§ WHAT IS EXPECTED
Return the material word for word. Do not include pictures.

(Items from a dataset)
□ □ □ □ □
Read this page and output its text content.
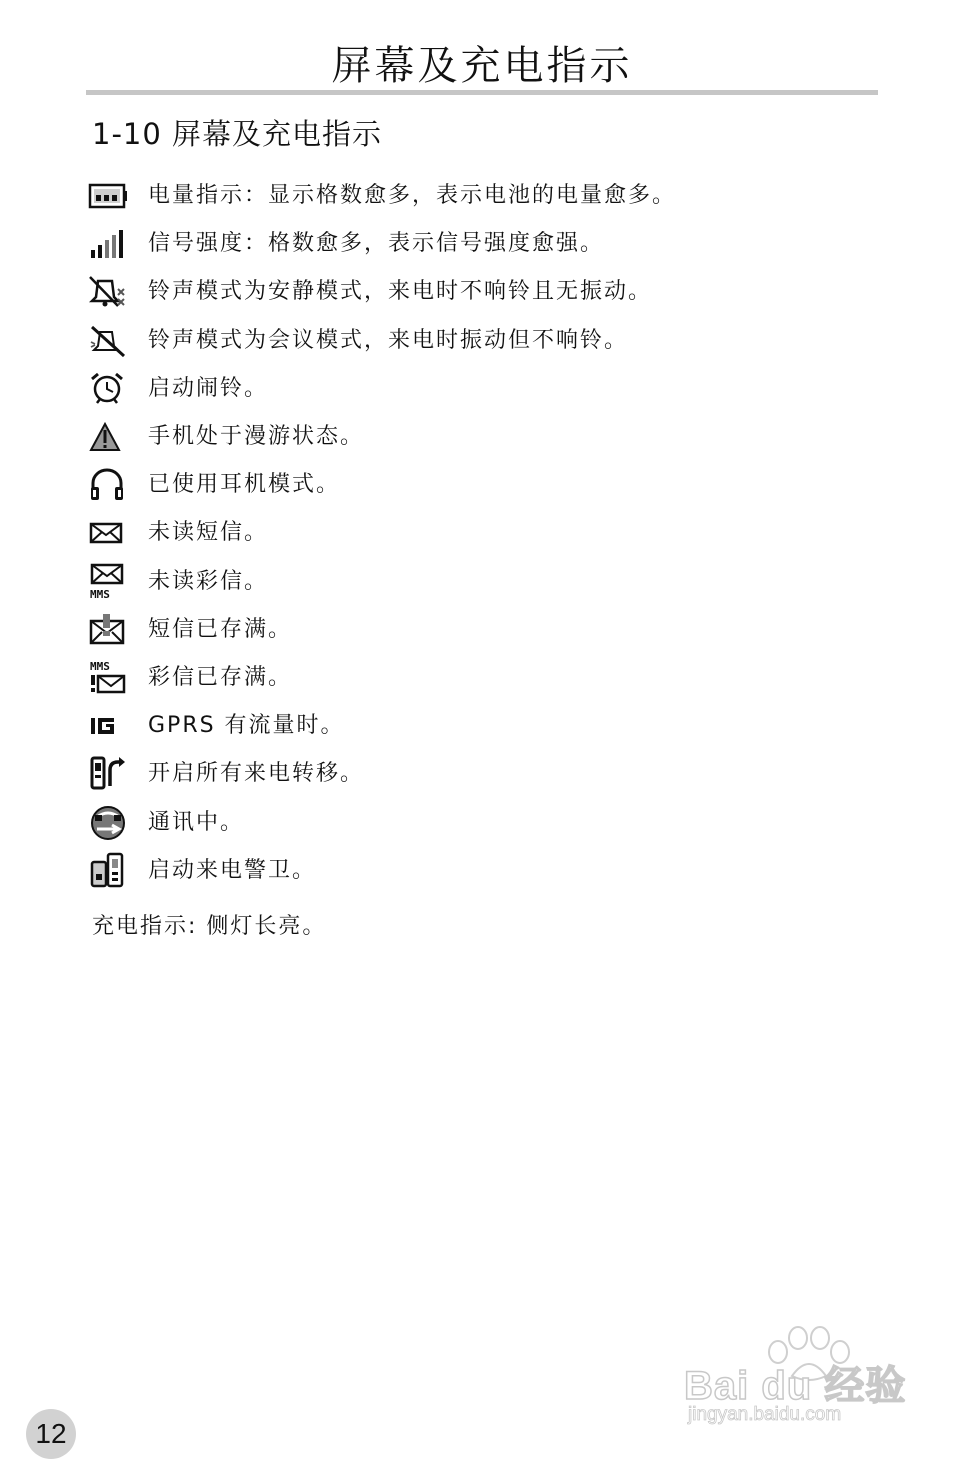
屏幕及充电指示
1-10 屏幕及充电指示
电量指示：显示格数愈多，表示电池的电量愈多。
信号强度：格数愈多，表示信号强度愈强。
铃声模式为安静模式，来电时不响铃且无振动。
铃声模式为会议模式，来电时振动但不响铃。
启动闹铃。
手机处于漫游状态。
已使用耳机模式。
未读短信。
MMS
未读彩信。
短信已存满。
MMS 彩信已存满。
GPRS 有流量时。
开启所有来电转移。
通讯中。
启动来电警卫。
充电指示: 侧灯长亮。
Bai du 经验
jingyan.baidu.com
12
□ □ □ □ □
§ RESPONSE TO THE TASK
Read this page and output its text content.
屏幕及充电指示
1-10 屏幕及充电指示
电量指示：显示格数愈多，表示电池的电量愈多。
信号强度：格数愈多，表示信号强度愈强。
铃声模式为安静模式，来电时不响铃且无振动。
铃声模式为会议模式，来电时振动但不响铃。
启动闹铃。
手机处于漫游状态。
已使用耳机模式。
未读短信。
MMS
未读彩信。
短信已存满。
MMS 彩信已存满。
GPRS 有流量时。
开启所有来电转移。
通讯中。
启动来电警卫。
充电指示: 侧灯长亮。
Bai du 经验
jingyan.baidu.com
12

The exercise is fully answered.